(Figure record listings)

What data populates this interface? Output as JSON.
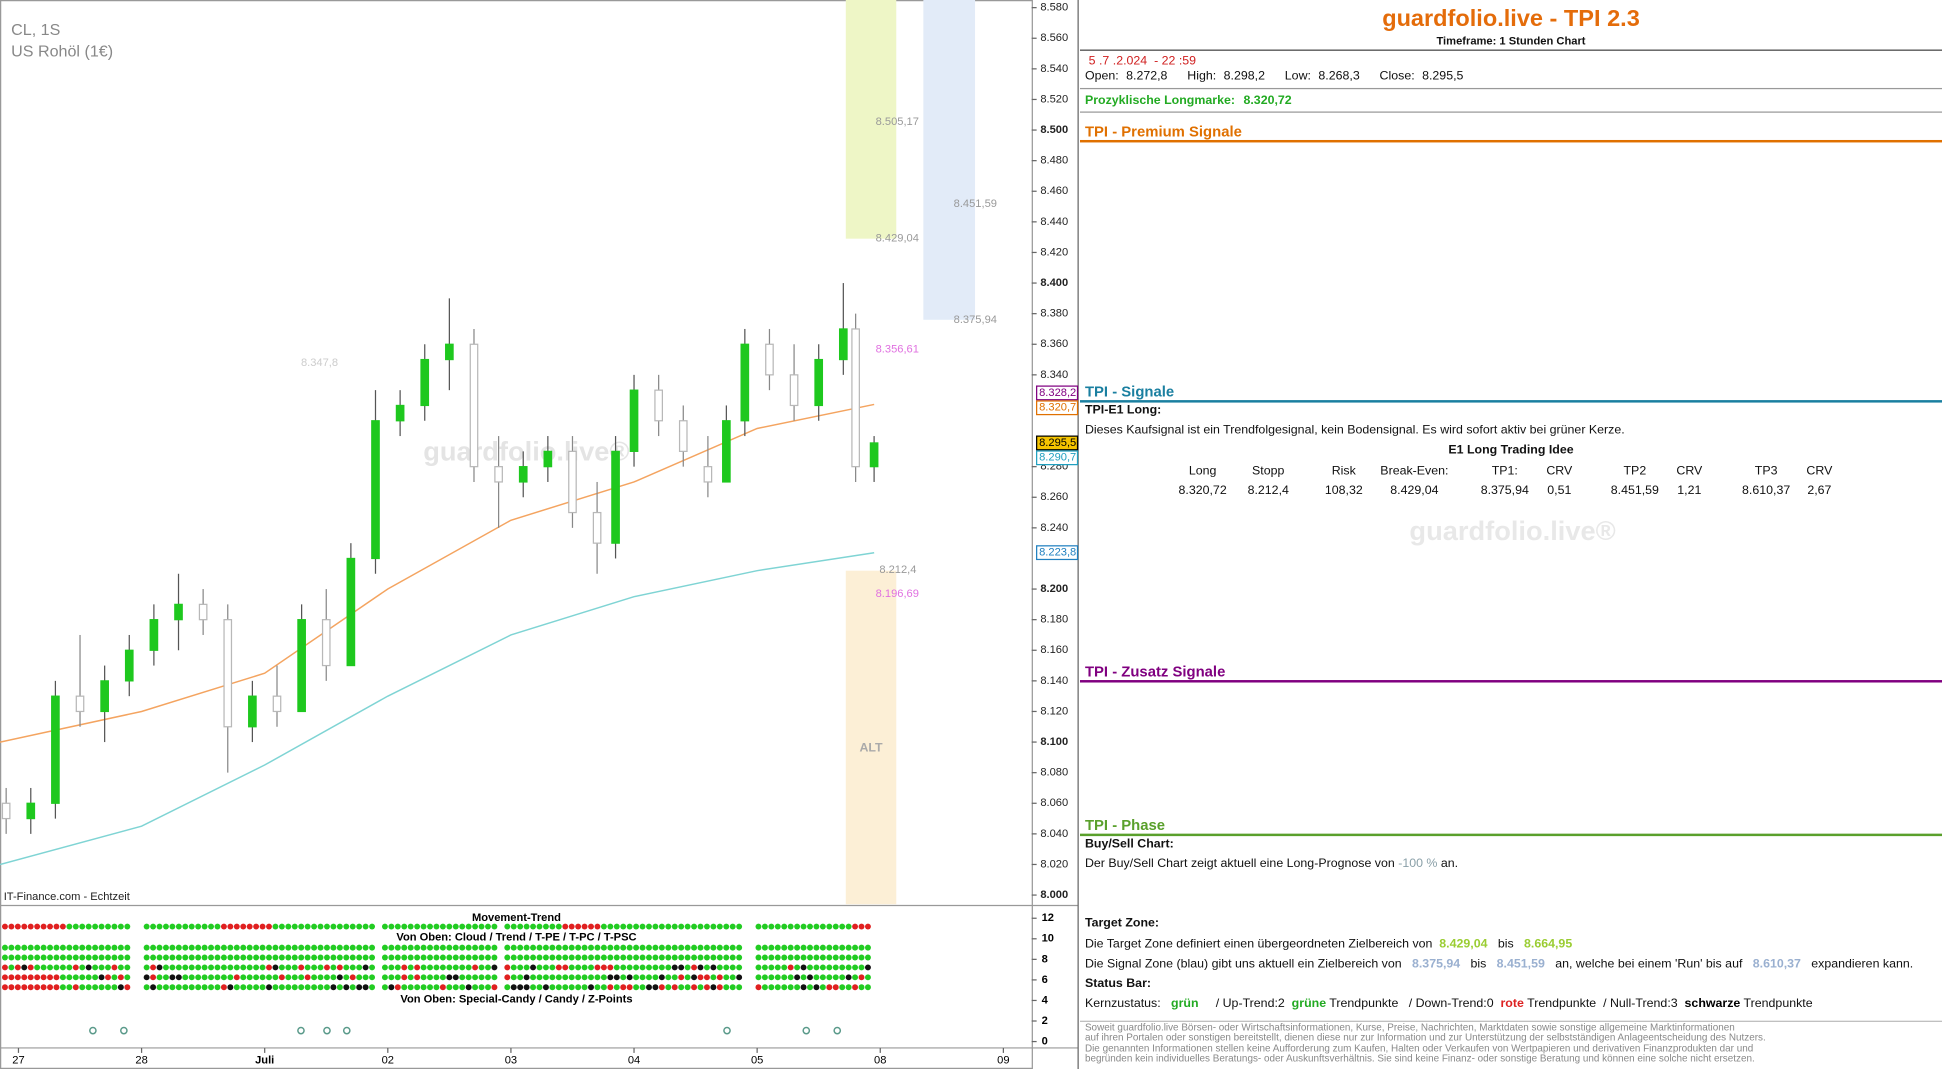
{
  "chart_data": {
    "type": "candlestick",
    "title": "CL, 1S",
    "subtitle": "US Rohöl (1€)",
    "source": "IT-Finance.com - Echtzeit",
    "watermark": "guardfolio.live®",
    "x": [
      -0.1,
      0.1,
      0.3,
      0.5,
      0.7,
      0.9,
      1.1,
      1.3,
      1.5,
      1.7,
      1.9,
      2.1,
      2.3,
      2.5,
      2.7,
      2.9,
      3.1,
      3.3,
      3.5,
      3.7,
      3.9,
      4.1,
      4.3,
      4.5,
      4.7,
      4.85,
      5.0,
      5.2,
      5.4,
      5.6,
      5.75,
      5.9,
      6.1,
      6.3,
      6.5,
      6.7,
      6.8,
      6.95
    ],
    "open": [
      8.06,
      8.05,
      8.06,
      8.13,
      8.12,
      8.14,
      8.16,
      8.18,
      8.19,
      8.18,
      8.11,
      8.13,
      8.12,
      8.18,
      8.15,
      8.22,
      8.31,
      8.32,
      8.35,
      8.36,
      8.28,
      8.27,
      8.28,
      8.29,
      8.25,
      8.23,
      8.29,
      8.33,
      8.31,
      8.28,
      8.27,
      8.31,
      8.36,
      8.34,
      8.32,
      8.35,
      8.37,
      8.28
    ],
    "high": [
      8.07,
      8.07,
      8.14,
      8.17,
      8.15,
      8.17,
      8.19,
      8.21,
      8.2,
      8.19,
      8.14,
      8.15,
      8.19,
      8.2,
      8.23,
      8.33,
      8.33,
      8.36,
      8.39,
      8.37,
      8.3,
      8.29,
      8.3,
      8.3,
      8.27,
      8.3,
      8.34,
      8.34,
      8.32,
      8.3,
      8.32,
      8.37,
      8.37,
      8.36,
      8.36,
      8.4,
      8.38,
      8.3
    ],
    "low": [
      8.04,
      8.04,
      8.05,
      8.11,
      8.1,
      8.13,
      8.15,
      8.16,
      8.17,
      8.08,
      8.1,
      8.11,
      8.12,
      8.14,
      8.15,
      8.21,
      8.3,
      8.31,
      8.33,
      8.27,
      8.24,
      8.26,
      8.27,
      8.24,
      8.21,
      8.22,
      8.28,
      8.3,
      8.28,
      8.26,
      8.27,
      8.3,
      8.33,
      8.31,
      8.31,
      8.34,
      8.27,
      8.27
    ],
    "close": [
      8.05,
      8.06,
      8.13,
      8.12,
      8.14,
      8.16,
      8.18,
      8.19,
      8.18,
      8.11,
      8.13,
      8.12,
      8.18,
      8.15,
      8.22,
      8.31,
      8.32,
      8.35,
      8.36,
      8.28,
      8.27,
      8.28,
      8.29,
      8.25,
      8.23,
      8.29,
      8.33,
      8.31,
      8.29,
      8.27,
      8.31,
      8.36,
      8.34,
      8.32,
      8.35,
      8.37,
      8.28,
      8.2955
    ],
    "up_color": "#1ec81e",
    "down_color": "#b8b8b8",
    "xlim": [
      -0.15,
      8.23
    ],
    "xticks": [
      {
        "value": 0,
        "label": "27"
      },
      {
        "value": 1,
        "label": "28"
      },
      {
        "value": 2,
        "label": "Juli"
      },
      {
        "value": 3,
        "label": "02"
      },
      {
        "value": 4,
        "label": "03"
      },
      {
        "value": 5,
        "label": "04"
      },
      {
        "value": 6,
        "label": "05"
      },
      {
        "value": 7,
        "label": "08"
      },
      {
        "value": 8,
        "label": "09"
      }
    ],
    "ylim": [
      7.994,
      8.585
    ],
    "yticks": [
      {
        "value": 8.0,
        "label": "8.000"
      },
      {
        "value": 8.02,
        "label": "8.020"
      },
      {
        "value": 8.04,
        "label": "8.040"
      },
      {
        "value": 8.06,
        "label": "8.060"
      },
      {
        "value": 8.08,
        "label": "8.080"
      },
      {
        "value": 8.1,
        "label": "8.100"
      },
      {
        "value": 8.12,
        "label": "8.120"
      },
      {
        "value": 8.14,
        "label": "8.140"
      },
      {
        "value": 8.16,
        "label": "8.160"
      },
      {
        "value": 8.18,
        "label": "8.180"
      },
      {
        "value": 8.2,
        "label": "8.200"
      },
      {
        "value": 8.24,
        "label": "8.240"
      },
      {
        "value": 8.26,
        "label": "8.260"
      },
      {
        "value": 8.28,
        "label": "8.280"
      },
      {
        "value": 8.34,
        "label": "8.340"
      },
      {
        "value": 8.36,
        "label": "8.360"
      },
      {
        "value": 8.38,
        "label": "8.380"
      },
      {
        "value": 8.4,
        "label": "8.400"
      },
      {
        "value": 8.42,
        "label": "8.420"
      },
      {
        "value": 8.44,
        "label": "8.440"
      },
      {
        "value": 8.46,
        "label": "8.460"
      },
      {
        "value": 8.48,
        "label": "8.480"
      },
      {
        "value": 8.5,
        "label": "8.500"
      },
      {
        "value": 8.52,
        "label": "8.520"
      },
      {
        "value": 8.54,
        "label": "8.540"
      },
      {
        "value": 8.56,
        "label": "8.560"
      },
      {
        "value": 8.58,
        "label": "8.580"
      }
    ],
    "lines": [
      {
        "color": "#7fd4d4",
        "x": [
          -0.15,
          1,
          2,
          3,
          4,
          5,
          6,
          6.95
        ],
        "values": [
          8.02,
          8.045,
          8.085,
          8.13,
          8.17,
          8.195,
          8.212,
          8.2238
        ]
      },
      {
        "color": "#f4a460",
        "x": [
          -0.15,
          1,
          2,
          3,
          4,
          5,
          6,
          6.95
        ],
        "values": [
          8.1,
          8.12,
          8.145,
          8.2,
          8.245,
          8.27,
          8.305,
          8.3207
        ]
      }
    ],
    "zones": [
      {
        "xlim": [
          6.72,
          7.13
        ],
        "ylim": [
          8.429,
          8.585
        ],
        "color": "#eef6c6"
      },
      {
        "xlim": [
          7.35,
          7.77
        ],
        "ylim": [
          8.376,
          8.585
        ],
        "color": "#e2ebf8"
      },
      {
        "xlim": [
          6.72,
          7.13
        ],
        "ylim": [
          7.994,
          8.212
        ],
        "color": "#fcefd6"
      }
    ],
    "levels": [
      {
        "value": 8.50517,
        "label": "8.505,17",
        "color": "#999999"
      },
      {
        "value": 8.45159,
        "label": "8.451,59",
        "color": "#999999"
      },
      {
        "value": 8.42904,
        "label": "8.429,04",
        "color": "#999999"
      },
      {
        "value": 8.37594,
        "label": "8.375,94",
        "color": "#999999"
      },
      {
        "value": 8.35661,
        "label": "8.356,61",
        "color": "#e070e0"
      },
      {
        "value": 8.3478,
        "label": "8.347,8",
        "color": "#cccccc"
      },
      {
        "value": 8.2124,
        "label": "8.212,4",
        "color": "#999999"
      },
      {
        "value": 8.19669,
        "label": "8.196,69",
        "color": "#e070e0"
      }
    ],
    "zone_label": "ALT",
    "price_tags": [
      {
        "value": 8.3282,
        "label": "8.328,2",
        "color": "#800080",
        "bg": "#ffffff"
      },
      {
        "value": 8.3207,
        "label": "8.320,7",
        "color": "#e07000",
        "bg": "#ffffff"
      },
      {
        "value": 8.2955,
        "label": "8.295,5",
        "color": "#000000",
        "bg": "#f5c400"
      },
      {
        "value": 8.2907,
        "label": "8.290,7",
        "color": "#20a0c0",
        "bg": "#ffffff"
      },
      {
        "value": 8.2238,
        "label": "8.223,8",
        "color": "#2080c0",
        "bg": "#ffffff"
      }
    ],
    "indicator": {
      "title": "Movement-Trend",
      "label_top": "Von Oben: Cloud / Trend / T-PE / T-PC / T-PSC",
      "label_bottom": "Von Oben: Special-Candy / Candy / Z-Points",
      "ylim": [
        -0.5,
        13
      ],
      "yticks": [
        0,
        2,
        4,
        6,
        8,
        10,
        12
      ]
    }
  },
  "panel": {
    "title": "guardfolio.live - TPI 2.3",
    "timeframe": "Timeframe: 1 Stunden Chart",
    "datetime": "5 .7 .2.024  - 22 :59",
    "ohlc": [
      {
        "label": "Open:",
        "value": "8.272,8"
      },
      {
        "label": "High:",
        "value": "8.298,2"
      },
      {
        "label": "Low:",
        "value": "8.268,3"
      },
      {
        "label": "Close:",
        "value": "8.295,5"
      }
    ],
    "longmark": {
      "label": "Prozyklische Longmarke:",
      "value": "8.320,72"
    },
    "sections": [
      {
        "title": "TPI - Premium Signale",
        "color": "#e07000"
      },
      {
        "title": "TPI - Signale",
        "color": "#1a7fa0"
      },
      {
        "title": "TPI - Zusatz Signale",
        "color": "#800080"
      },
      {
        "title": "TPI - Phase",
        "color": "#5aa02c"
      }
    ],
    "e1": {
      "heading": "TPI-E1 Long:",
      "text": "Dieses Kaufsignal ist ein Trendfolgesignal, kein Bodensignal. Es wird sofort aktiv bei grüner Kerze.",
      "table_title": "E1 Long Trading Idee",
      "headers": [
        "Long",
        "Stopp",
        "Risk",
        "Break-Even:",
        "TP1:",
        "CRV",
        "TP2",
        "CRV",
        "TP3",
        "CRV"
      ],
      "values": [
        "8.320,72",
        "8.212,4",
        "108,32",
        "8.429,04",
        "8.375,94",
        "0,51",
        "8.451,59",
        "1,21",
        "8.610,37",
        "2,67"
      ]
    },
    "watermark": "guardfolio.live®",
    "buysell": {
      "heading": "Buy/Sell Chart:",
      "parts": [
        {
          "text": "Der Buy/Sell Chart zeigt aktuell eine Long-Prognose von "
        },
        {
          "text": "-100 %",
          "color": "#8aa0a8"
        },
        {
          "text": " an."
        }
      ]
    },
    "target": {
      "heading": "Target Zone:",
      "lines": [
        [
          {
            "text": "Die Target Zone definiert einen übergeordneten Zielbereich von  "
          },
          {
            "text": "8.429,04",
            "color": "#9acd32",
            "bold": true
          },
          {
            "text": "   bis   "
          },
          {
            "text": "8.664,95",
            "color": "#9acd32",
            "bold": true
          }
        ],
        [
          {
            "text": "Die Signal Zone (blau) gibt uns aktuell ein Zielbereich von   "
          },
          {
            "text": "8.375,94",
            "color": "#9ab0d0",
            "bold": true
          },
          {
            "text": "   bis   "
          },
          {
            "text": "8.451,59",
            "color": "#9ab0d0",
            "bold": true
          },
          {
            "text": "   an, welche bei einem 'Run' bis auf   "
          },
          {
            "text": "8.610,37",
            "color": "#9ab0d0",
            "bold": true
          },
          {
            "text": "   expandieren kann."
          }
        ]
      ]
    },
    "status": {
      "heading": "Status Bar:",
      "parts": [
        {
          "text": "Kernzustatus:   "
        },
        {
          "text": "grün",
          "color": "#22aa22",
          "bold": true
        },
        {
          "text": "     / Up-Trend:2  "
        },
        {
          "text": "grüne",
          "color": "#22aa22",
          "bold": true
        },
        {
          "text": " Trendpunkte   / Down-Trend:0  "
        },
        {
          "text": "rote",
          "color": "#dd2222",
          "bold": true
        },
        {
          "text": " Trendpunkte  / Null-Trend:3  "
        },
        {
          "text": "schwarze",
          "color": "#000000",
          "bold": true
        },
        {
          "text": " Trendpunkte"
        }
      ]
    },
    "disclaimer": [
      "Soweit guardfolio.live Börsen- oder Wirtschaftsinformationen, Kurse, Preise, Nachrichten, Marktdaten sowie sonstige allgemeine Marktinformationen",
      "auf ihren Portalen oder sonstigen bereitstellt, dienen diese nur zur Information und zur Unterstützung der selbstständigen Anlageentscheidung des Nutzers.",
      "Die genannten Informationen stellen keine Aufforderung zum Kaufen, Halten oder Verkaufen von Wertpapieren und derivativen Finanzprodukten dar und",
      "begründen kein individuelles Beratungs- oder Auskunftsverhältnis. Sie sind keine Finanz- oder sonstige Beratung und können eine solche nicht ersetzen."
    ]
  }
}
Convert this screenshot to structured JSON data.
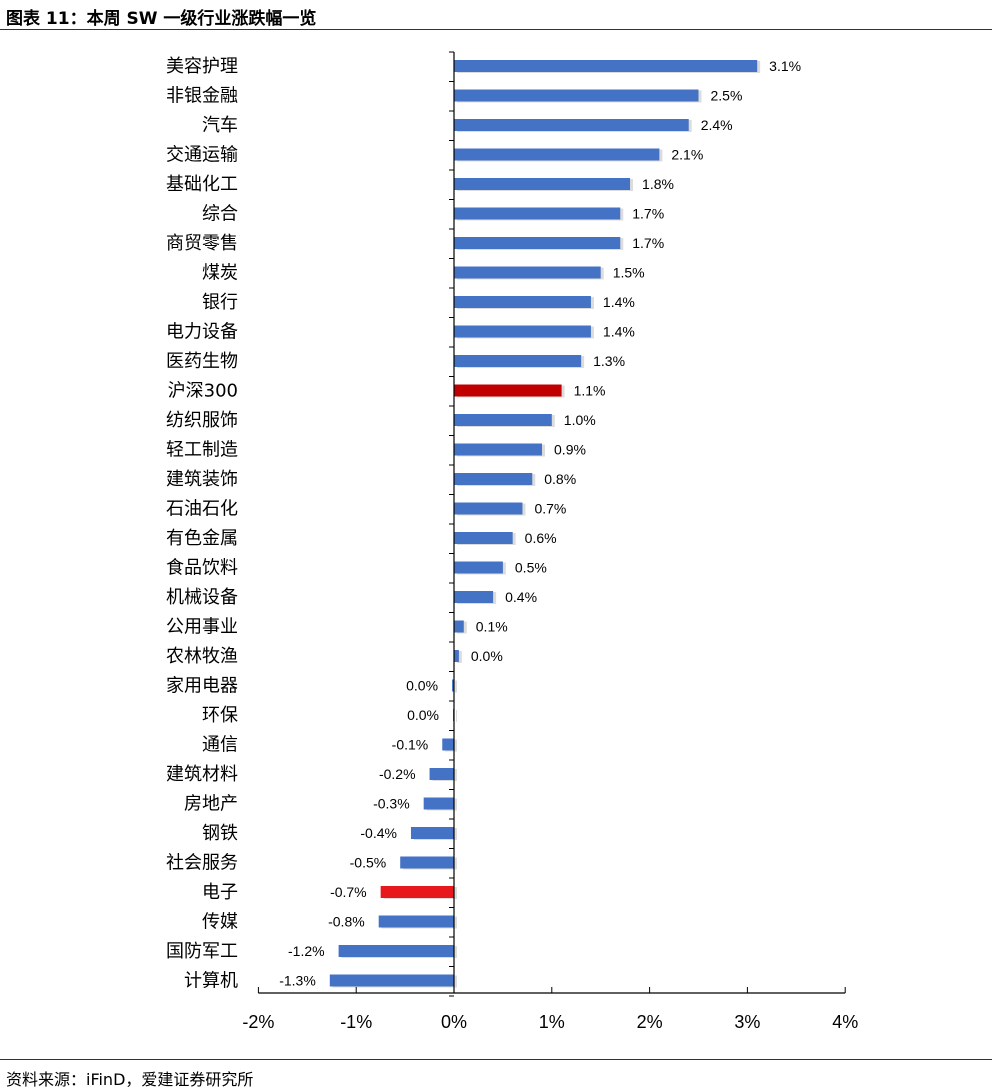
{
  "header": {
    "title": "图表 11：本周 SW 一级行业涨跌幅一览"
  },
  "footer": {
    "source": "资料来源：iFinD，爱建证券研究所"
  },
  "colors": {
    "bar": "#4472C4",
    "highlight_dark": "#C00000",
    "highlight_bright": "#E8191C"
  },
  "chart_data": {
    "type": "bar",
    "orientation": "horizontal",
    "title": "",
    "xlabel": "",
    "ylabel": "",
    "xlim": [
      -0.02,
      0.04
    ],
    "x_ticks": [
      "-2%",
      "-1%",
      "0%",
      "1%",
      "2%",
      "3%",
      "4%"
    ],
    "categories": [
      "美容护理",
      "非银金融",
      "汽车",
      "交通运输",
      "基础化工",
      "综合",
      "商贸零售",
      "煤炭",
      "银行",
      "电力设备",
      "医药生物",
      "沪深300",
      "纺织服饰",
      "轻工制造",
      "建筑装饰",
      "石油石化",
      "有色金属",
      "食品饮料",
      "机械设备",
      "公用事业",
      "农林牧渔",
      "家用电器",
      "环保",
      "通信",
      "建筑材料",
      "房地产",
      "钢铁",
      "社会服务",
      "电子",
      "传媒",
      "国防军工",
      "计算机"
    ],
    "values": [
      3.1,
      2.5,
      2.4,
      2.1,
      1.8,
      1.7,
      1.7,
      1.5,
      1.4,
      1.4,
      1.3,
      1.1,
      1.0,
      0.9,
      0.8,
      0.7,
      0.6,
      0.5,
      0.4,
      0.1,
      0.05,
      -0.02,
      -0.01,
      -0.12,
      -0.25,
      -0.31,
      -0.44,
      -0.55,
      -0.75,
      -0.77,
      -1.18,
      -1.27
    ],
    "labels": [
      "3.1%",
      "2.5%",
      "2.4%",
      "2.1%",
      "1.8%",
      "1.7%",
      "1.7%",
      "1.5%",
      "1.4%",
      "1.4%",
      "1.3%",
      "1.1%",
      "1.0%",
      "0.9%",
      "0.8%",
      "0.7%",
      "0.6%",
      "0.5%",
      "0.4%",
      "0.1%",
      "0.0%",
      "0.0%",
      "0.0%",
      "-0.1%",
      "-0.2%",
      "-0.3%",
      "-0.4%",
      "-0.5%",
      "-0.7%",
      "-0.8%",
      "-1.2%",
      "-1.3%"
    ],
    "highlight": {
      "沪深300": "highlight_dark",
      "电子": "highlight_bright"
    },
    "grid": false,
    "legend": "none"
  }
}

(WHAT TO WORK ON)
Which lines contain "keine"? Show each of them.

(OUTPUT)
      "Die genannten Informationen stellen keine Aufforderung zum Kaufen, Halten oder Verkaufen von Wertpapieren und derivativen Finanzprodukten dar und",
      "begründen kein individuelles Beratungs- oder Auskunftsverhältnis. Sie sind keine Finanz- oder sonstige Beratung und können eine solche nicht ersetzen."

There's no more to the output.